Copy all lines that contain the word "Bilgi".

**Dataset excerpt**
============================================================

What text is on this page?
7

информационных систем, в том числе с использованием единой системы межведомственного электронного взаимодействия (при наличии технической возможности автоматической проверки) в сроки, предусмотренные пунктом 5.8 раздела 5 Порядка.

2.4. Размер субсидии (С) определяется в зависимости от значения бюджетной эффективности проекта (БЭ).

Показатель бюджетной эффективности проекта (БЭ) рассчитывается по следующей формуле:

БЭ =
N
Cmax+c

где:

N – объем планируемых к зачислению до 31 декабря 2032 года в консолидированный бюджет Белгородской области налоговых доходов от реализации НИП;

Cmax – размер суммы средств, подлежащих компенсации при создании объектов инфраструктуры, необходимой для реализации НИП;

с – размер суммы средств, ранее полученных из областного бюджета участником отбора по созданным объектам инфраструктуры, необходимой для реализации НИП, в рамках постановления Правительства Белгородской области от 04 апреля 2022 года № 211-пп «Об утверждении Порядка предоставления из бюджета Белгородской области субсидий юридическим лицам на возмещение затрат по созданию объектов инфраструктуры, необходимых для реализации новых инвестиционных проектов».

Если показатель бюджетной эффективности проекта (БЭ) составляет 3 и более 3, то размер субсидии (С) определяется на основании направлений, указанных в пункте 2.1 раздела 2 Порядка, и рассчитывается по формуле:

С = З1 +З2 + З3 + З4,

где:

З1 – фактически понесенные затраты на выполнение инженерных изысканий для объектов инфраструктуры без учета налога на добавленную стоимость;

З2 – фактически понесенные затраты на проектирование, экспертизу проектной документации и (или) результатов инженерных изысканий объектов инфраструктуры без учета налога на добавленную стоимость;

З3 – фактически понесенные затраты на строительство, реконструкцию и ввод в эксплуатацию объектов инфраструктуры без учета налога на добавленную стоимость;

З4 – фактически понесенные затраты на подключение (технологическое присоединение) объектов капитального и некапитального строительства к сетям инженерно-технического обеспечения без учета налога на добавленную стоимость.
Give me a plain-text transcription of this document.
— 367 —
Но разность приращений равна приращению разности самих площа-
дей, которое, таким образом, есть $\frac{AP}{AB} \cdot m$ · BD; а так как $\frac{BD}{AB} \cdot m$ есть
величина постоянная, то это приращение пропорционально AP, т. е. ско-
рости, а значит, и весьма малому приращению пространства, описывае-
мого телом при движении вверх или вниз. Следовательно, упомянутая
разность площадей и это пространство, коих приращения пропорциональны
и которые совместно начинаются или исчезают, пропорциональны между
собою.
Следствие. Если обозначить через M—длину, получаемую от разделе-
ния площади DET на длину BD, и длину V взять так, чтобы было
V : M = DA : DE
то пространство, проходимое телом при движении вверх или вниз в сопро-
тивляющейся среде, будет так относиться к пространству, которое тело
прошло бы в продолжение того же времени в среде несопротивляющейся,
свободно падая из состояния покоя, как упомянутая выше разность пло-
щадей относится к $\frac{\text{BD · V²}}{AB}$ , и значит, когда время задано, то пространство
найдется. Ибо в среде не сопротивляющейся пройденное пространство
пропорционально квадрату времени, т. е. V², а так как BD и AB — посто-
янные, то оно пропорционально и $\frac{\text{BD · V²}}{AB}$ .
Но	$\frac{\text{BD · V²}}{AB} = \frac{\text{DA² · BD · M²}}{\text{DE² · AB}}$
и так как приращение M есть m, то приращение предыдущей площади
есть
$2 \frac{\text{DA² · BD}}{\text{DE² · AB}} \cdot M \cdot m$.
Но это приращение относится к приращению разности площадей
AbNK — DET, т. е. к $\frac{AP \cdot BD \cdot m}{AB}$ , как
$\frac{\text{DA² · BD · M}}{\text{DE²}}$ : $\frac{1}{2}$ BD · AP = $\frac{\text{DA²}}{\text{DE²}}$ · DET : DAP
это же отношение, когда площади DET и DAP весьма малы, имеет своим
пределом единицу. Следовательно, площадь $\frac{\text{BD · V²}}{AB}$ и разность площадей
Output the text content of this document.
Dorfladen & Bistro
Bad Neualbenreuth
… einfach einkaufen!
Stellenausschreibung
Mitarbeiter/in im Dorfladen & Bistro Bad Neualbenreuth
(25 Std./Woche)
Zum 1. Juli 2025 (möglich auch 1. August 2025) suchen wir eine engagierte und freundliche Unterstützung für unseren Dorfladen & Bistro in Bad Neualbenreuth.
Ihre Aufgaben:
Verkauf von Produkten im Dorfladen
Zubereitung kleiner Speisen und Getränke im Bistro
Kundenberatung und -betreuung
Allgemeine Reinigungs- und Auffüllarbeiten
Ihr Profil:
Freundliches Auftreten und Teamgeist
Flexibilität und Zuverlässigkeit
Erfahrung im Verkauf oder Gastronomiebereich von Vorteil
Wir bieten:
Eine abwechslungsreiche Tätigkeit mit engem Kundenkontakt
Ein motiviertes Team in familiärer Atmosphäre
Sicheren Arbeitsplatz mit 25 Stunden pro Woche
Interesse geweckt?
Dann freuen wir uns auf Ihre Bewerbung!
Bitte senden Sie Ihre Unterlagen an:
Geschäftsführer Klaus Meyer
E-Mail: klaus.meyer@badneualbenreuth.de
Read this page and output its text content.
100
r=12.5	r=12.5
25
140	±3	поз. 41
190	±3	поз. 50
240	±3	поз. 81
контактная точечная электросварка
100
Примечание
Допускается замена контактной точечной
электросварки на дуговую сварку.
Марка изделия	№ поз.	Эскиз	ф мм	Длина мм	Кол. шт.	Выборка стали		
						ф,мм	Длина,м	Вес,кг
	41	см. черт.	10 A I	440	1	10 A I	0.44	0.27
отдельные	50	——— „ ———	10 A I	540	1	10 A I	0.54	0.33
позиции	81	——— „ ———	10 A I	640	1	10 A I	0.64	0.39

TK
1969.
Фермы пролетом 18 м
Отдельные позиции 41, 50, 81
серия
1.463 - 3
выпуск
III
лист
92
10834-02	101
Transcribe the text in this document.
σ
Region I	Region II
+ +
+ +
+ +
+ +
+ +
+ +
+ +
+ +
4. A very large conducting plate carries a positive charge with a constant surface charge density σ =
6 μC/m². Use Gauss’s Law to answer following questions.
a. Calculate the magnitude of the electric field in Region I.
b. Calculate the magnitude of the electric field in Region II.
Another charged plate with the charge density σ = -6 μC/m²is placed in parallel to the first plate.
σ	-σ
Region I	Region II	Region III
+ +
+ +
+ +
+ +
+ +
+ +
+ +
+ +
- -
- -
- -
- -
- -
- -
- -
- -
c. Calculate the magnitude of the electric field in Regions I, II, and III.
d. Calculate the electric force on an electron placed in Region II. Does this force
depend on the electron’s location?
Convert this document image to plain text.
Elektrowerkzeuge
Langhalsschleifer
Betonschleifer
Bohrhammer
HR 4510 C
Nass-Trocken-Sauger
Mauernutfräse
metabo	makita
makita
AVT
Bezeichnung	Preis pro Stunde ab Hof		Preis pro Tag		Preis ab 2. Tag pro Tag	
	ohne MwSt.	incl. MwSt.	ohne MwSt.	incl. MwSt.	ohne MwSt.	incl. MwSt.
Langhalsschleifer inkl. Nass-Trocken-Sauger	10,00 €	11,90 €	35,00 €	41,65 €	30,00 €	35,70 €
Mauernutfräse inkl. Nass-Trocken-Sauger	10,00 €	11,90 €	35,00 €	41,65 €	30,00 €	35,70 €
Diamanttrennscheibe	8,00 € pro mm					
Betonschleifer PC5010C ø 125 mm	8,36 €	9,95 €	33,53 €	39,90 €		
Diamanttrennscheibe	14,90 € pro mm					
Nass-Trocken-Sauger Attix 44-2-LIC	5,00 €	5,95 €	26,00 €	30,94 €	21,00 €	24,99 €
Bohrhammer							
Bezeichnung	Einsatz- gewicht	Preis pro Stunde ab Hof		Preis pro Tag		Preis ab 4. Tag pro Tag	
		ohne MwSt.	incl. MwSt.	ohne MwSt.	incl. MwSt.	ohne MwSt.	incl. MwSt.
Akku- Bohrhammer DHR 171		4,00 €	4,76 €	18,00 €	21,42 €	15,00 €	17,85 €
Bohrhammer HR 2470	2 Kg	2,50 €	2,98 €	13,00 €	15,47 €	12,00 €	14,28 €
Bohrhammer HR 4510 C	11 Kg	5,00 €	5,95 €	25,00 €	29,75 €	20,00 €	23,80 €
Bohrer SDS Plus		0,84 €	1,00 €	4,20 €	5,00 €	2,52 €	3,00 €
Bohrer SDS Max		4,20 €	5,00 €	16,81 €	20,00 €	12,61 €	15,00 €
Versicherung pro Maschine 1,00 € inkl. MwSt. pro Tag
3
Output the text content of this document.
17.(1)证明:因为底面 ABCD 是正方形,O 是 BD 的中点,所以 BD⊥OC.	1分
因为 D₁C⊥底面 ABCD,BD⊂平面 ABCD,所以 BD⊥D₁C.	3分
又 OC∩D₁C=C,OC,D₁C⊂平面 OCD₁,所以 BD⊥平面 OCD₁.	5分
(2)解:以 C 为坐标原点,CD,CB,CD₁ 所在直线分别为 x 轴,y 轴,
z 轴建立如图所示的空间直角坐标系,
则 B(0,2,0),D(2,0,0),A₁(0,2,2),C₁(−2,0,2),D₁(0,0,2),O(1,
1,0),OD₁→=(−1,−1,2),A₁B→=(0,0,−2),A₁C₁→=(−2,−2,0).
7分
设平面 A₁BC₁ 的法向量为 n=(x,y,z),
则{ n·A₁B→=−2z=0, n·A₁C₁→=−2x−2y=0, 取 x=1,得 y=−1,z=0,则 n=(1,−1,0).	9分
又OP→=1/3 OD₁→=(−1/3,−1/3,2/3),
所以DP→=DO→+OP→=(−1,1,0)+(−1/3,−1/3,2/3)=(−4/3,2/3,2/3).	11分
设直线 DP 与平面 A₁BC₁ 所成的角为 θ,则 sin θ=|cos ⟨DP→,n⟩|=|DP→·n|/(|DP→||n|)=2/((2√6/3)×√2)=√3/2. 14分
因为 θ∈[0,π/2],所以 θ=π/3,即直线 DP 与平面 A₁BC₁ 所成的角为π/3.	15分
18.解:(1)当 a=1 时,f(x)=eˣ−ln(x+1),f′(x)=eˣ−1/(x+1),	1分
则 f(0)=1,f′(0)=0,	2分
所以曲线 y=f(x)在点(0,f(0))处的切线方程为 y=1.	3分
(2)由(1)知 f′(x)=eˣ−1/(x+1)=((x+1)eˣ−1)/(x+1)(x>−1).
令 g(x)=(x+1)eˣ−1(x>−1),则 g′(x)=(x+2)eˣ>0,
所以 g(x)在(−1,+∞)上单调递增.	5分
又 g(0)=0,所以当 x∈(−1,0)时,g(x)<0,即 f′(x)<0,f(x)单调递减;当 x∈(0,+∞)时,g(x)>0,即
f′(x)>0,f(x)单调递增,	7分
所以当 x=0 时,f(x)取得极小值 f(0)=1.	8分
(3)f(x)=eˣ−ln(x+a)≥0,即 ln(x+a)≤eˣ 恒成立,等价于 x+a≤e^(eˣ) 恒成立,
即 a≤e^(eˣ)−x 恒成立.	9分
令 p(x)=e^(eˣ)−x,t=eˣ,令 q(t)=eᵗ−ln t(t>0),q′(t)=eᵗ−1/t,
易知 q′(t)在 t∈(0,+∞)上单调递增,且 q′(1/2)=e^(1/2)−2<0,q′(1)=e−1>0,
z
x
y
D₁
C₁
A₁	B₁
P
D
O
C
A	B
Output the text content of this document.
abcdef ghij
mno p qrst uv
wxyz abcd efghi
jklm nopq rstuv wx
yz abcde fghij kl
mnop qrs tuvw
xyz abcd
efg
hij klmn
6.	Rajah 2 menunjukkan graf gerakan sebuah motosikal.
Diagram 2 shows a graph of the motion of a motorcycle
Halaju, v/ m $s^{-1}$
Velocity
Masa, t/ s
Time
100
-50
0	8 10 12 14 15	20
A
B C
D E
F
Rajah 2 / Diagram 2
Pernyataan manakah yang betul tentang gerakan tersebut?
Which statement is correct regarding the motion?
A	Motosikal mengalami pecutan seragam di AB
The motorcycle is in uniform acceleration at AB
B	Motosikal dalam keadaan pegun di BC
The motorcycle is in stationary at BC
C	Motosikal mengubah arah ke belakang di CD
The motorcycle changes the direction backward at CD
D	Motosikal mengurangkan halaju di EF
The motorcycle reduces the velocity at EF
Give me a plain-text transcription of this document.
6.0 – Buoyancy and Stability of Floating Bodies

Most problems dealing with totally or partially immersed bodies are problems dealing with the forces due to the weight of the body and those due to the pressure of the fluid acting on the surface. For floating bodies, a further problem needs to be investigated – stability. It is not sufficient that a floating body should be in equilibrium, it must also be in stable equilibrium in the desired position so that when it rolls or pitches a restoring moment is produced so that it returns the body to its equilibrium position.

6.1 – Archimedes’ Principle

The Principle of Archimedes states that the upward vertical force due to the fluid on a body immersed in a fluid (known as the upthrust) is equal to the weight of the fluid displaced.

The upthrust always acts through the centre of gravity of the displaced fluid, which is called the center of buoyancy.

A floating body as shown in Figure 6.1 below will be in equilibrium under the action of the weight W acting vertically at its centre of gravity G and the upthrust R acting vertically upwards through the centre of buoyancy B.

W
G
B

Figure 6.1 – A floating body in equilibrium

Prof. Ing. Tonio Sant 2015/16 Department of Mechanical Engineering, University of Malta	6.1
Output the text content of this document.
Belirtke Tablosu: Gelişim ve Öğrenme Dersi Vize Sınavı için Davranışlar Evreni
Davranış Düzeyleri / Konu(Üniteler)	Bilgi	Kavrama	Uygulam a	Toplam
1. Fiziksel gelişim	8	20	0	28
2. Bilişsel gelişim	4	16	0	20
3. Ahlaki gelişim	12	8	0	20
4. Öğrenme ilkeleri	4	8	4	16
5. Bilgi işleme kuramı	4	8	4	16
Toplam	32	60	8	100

============================================================

**Solution for this task**
Davranış Düzeyleri / Konu(Üniteler)	Bilgi	Kavrama	Uygulam a	Toplam
5. Bilgi işleme kuramı	4	8	4	16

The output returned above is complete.